> Extracted data entries:

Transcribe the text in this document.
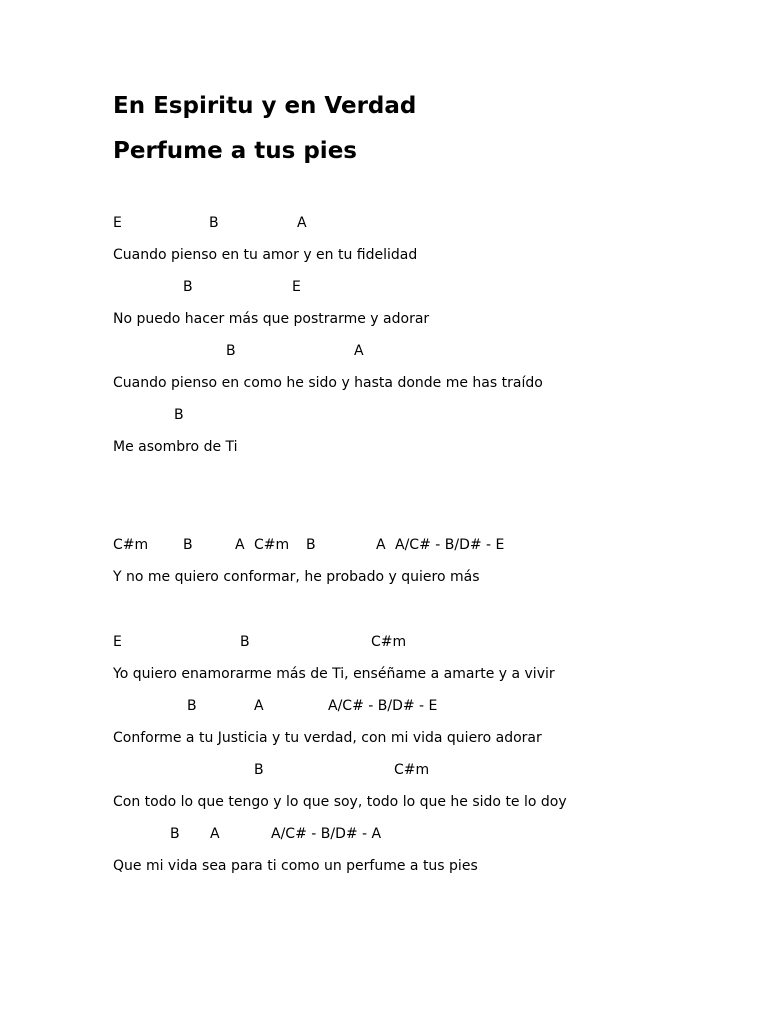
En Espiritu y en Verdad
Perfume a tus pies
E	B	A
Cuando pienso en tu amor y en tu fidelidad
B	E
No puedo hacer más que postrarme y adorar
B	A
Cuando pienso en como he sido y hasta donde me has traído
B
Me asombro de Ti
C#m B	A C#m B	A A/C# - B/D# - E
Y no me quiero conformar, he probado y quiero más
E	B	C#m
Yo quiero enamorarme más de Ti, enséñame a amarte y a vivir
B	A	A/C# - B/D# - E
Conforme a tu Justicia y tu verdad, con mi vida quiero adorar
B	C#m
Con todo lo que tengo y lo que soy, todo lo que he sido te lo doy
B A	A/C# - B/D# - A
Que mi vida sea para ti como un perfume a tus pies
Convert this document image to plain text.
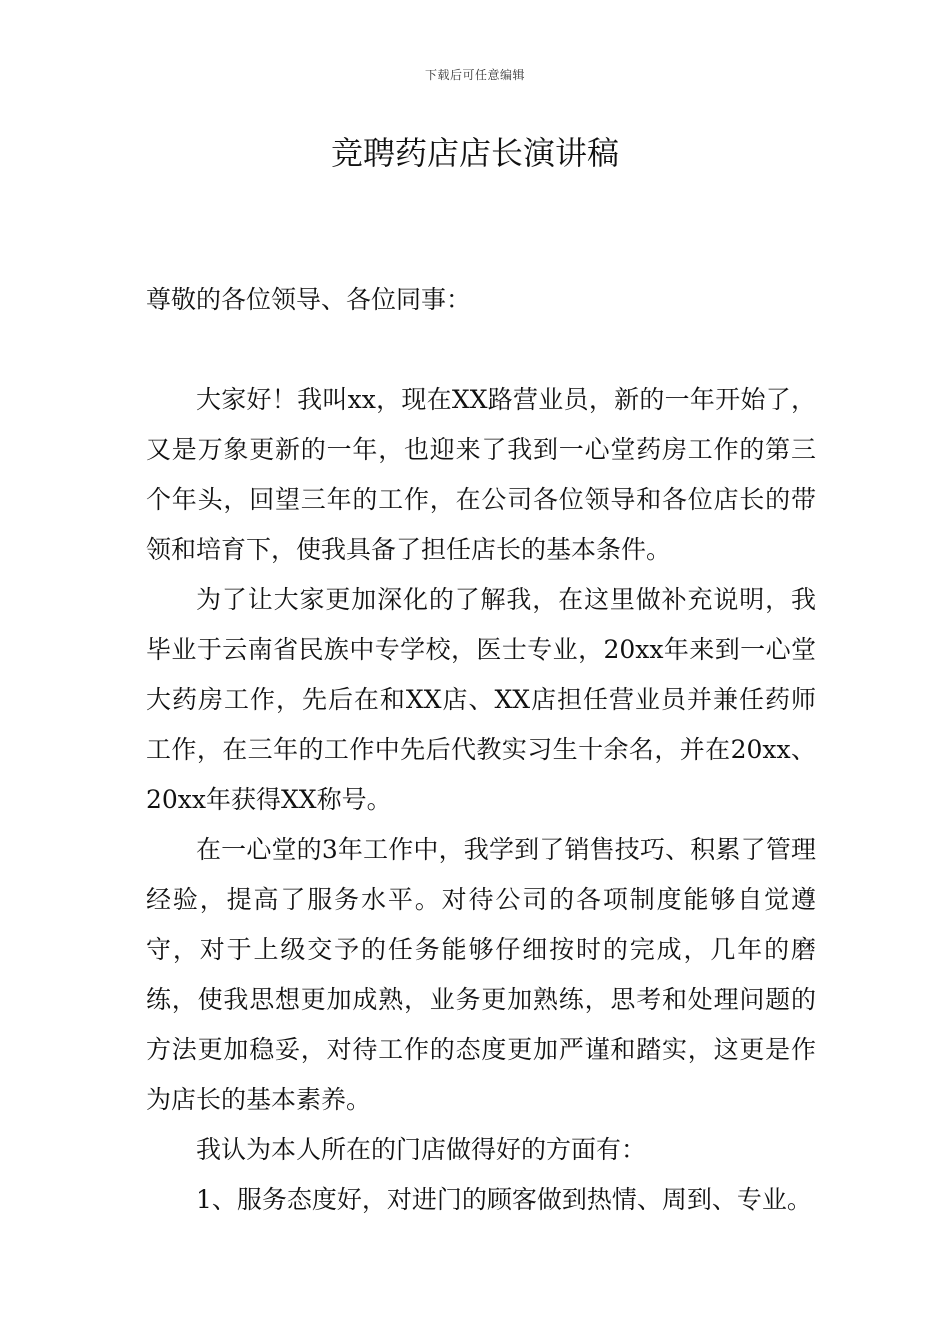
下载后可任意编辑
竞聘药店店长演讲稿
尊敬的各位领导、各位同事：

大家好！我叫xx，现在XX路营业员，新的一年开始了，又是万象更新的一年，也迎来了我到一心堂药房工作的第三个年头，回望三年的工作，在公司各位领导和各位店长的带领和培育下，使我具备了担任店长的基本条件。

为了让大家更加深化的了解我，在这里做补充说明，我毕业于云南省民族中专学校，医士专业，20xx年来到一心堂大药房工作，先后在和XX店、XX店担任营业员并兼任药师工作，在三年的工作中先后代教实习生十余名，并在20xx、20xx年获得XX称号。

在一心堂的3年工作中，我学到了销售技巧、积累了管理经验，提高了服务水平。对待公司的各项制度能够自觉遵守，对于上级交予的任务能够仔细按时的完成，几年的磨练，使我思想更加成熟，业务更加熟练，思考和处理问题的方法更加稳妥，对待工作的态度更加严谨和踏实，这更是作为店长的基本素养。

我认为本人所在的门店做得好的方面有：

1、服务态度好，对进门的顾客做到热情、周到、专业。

==

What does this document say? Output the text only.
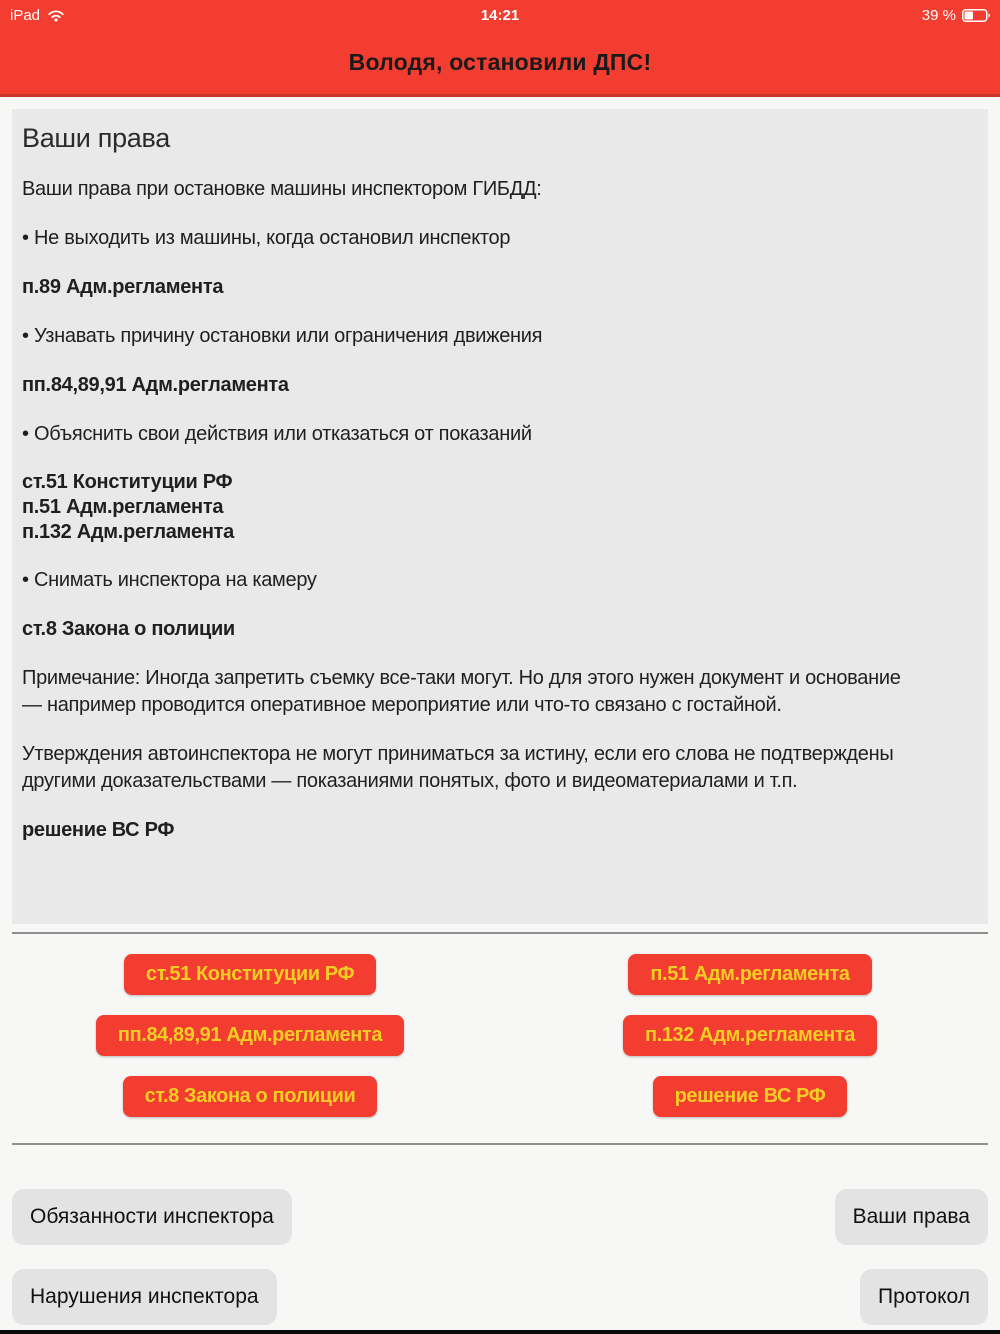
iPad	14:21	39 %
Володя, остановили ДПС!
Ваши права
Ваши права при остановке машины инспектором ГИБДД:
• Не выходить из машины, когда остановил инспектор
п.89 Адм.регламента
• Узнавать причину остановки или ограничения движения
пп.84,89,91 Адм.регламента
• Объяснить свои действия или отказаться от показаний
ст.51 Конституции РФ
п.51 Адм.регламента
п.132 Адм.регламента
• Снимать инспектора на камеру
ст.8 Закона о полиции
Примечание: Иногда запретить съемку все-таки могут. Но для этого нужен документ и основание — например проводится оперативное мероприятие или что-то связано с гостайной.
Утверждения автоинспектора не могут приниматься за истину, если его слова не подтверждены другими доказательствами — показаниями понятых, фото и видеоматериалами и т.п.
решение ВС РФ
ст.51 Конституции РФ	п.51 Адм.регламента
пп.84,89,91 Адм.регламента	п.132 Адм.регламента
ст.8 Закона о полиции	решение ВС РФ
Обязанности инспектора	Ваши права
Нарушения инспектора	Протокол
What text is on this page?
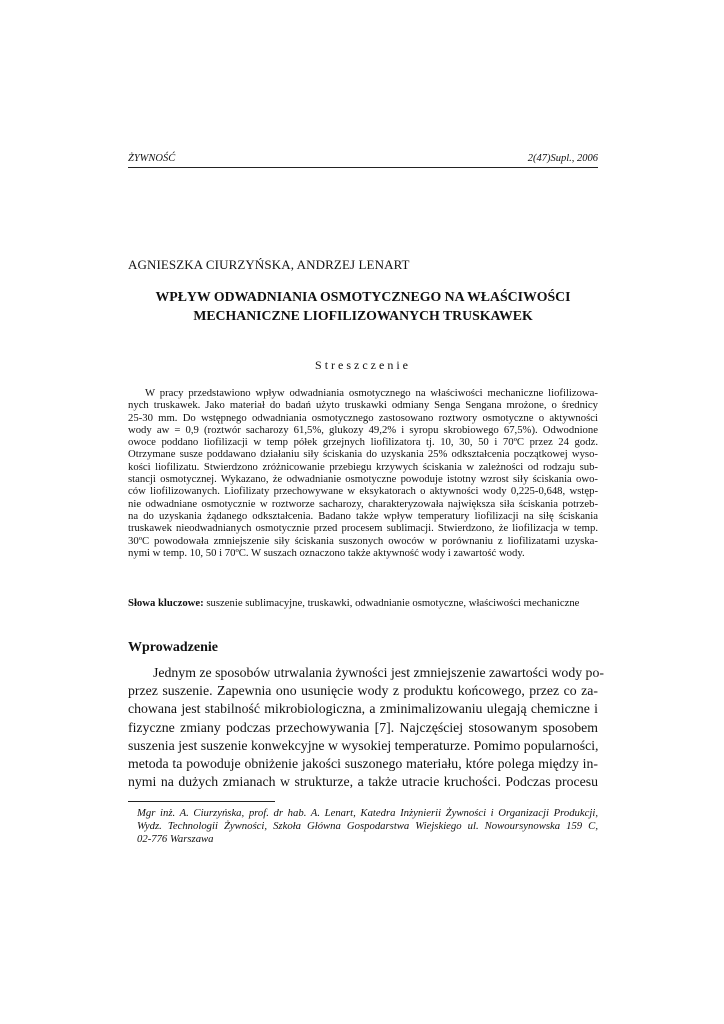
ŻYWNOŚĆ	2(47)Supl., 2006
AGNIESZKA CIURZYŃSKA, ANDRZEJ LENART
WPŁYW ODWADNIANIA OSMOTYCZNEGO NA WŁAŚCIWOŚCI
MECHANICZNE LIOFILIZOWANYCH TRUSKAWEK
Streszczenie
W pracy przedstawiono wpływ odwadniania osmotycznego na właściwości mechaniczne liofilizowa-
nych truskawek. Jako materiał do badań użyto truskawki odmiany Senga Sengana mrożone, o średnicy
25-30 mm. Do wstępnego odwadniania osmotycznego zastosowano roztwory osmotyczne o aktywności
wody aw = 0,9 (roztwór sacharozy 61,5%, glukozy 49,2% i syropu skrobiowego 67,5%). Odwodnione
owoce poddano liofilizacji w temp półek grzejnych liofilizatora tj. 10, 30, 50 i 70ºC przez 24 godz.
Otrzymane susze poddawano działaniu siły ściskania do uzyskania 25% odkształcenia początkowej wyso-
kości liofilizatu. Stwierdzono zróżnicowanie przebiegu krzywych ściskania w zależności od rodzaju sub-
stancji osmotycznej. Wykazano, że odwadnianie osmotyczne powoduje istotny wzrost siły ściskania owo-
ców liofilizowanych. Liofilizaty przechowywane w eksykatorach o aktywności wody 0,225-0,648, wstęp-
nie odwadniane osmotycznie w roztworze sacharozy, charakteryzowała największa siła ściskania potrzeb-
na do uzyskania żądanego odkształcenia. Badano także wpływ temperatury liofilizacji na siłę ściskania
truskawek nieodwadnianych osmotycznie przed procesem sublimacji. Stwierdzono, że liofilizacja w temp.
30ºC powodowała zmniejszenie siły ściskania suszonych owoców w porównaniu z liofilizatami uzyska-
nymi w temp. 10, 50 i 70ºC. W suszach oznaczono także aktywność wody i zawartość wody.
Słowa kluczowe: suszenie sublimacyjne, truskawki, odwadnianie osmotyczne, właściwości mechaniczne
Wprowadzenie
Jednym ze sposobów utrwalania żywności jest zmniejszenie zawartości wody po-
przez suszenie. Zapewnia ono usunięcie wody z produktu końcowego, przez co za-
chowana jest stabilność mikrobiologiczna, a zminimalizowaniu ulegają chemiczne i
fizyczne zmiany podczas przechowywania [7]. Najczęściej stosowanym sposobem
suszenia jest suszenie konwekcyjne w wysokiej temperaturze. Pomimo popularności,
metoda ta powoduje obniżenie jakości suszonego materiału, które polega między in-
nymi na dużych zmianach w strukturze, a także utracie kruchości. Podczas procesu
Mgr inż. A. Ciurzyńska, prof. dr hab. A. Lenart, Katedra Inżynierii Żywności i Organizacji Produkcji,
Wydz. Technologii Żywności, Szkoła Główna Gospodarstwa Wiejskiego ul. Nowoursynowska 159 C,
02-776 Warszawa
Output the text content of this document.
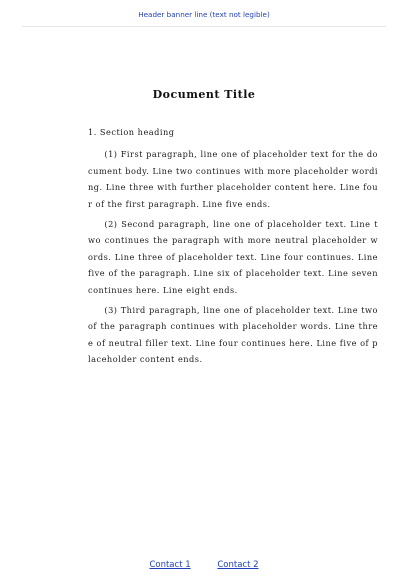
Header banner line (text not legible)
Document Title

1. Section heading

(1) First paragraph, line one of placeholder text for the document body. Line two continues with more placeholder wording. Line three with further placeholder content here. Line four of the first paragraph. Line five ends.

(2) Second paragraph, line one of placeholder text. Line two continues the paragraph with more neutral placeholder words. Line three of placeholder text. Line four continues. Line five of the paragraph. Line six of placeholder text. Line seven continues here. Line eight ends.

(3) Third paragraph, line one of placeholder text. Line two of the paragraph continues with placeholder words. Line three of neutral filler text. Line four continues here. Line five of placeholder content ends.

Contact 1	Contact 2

--

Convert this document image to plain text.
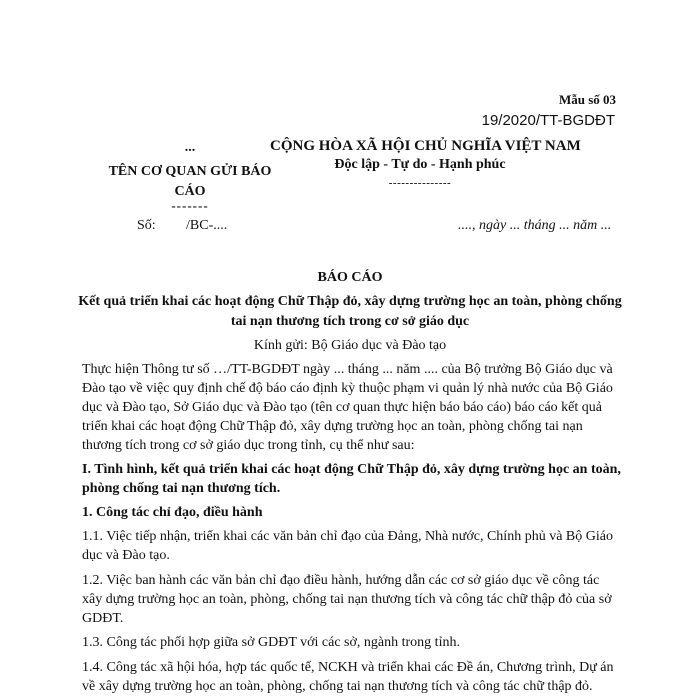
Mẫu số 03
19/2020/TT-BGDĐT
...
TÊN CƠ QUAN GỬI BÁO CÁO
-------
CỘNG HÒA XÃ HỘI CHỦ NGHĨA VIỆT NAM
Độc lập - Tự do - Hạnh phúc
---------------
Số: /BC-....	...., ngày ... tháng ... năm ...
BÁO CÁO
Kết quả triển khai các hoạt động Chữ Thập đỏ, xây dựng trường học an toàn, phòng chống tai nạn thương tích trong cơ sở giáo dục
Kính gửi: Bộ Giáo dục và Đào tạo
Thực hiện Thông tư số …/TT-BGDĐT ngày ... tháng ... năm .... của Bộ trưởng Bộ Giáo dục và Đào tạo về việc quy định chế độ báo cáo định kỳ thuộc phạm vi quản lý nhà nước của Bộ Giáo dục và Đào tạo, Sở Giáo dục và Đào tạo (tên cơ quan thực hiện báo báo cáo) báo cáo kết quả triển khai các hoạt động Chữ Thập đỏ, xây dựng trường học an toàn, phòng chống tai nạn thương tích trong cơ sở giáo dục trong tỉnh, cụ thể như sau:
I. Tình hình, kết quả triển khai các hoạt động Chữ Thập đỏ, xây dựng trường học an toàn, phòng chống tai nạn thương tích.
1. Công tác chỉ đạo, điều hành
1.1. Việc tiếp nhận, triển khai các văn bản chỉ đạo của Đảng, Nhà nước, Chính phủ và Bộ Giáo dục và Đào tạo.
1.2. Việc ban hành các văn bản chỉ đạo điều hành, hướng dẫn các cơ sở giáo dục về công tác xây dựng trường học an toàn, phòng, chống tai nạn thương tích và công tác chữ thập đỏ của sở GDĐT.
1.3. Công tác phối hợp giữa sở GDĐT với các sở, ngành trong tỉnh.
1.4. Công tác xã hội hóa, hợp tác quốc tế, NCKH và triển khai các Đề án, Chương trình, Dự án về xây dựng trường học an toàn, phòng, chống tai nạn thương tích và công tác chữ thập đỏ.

> Written request: Give the number of lines containing the word "nymi". No other answer is needed.

> Task response: 2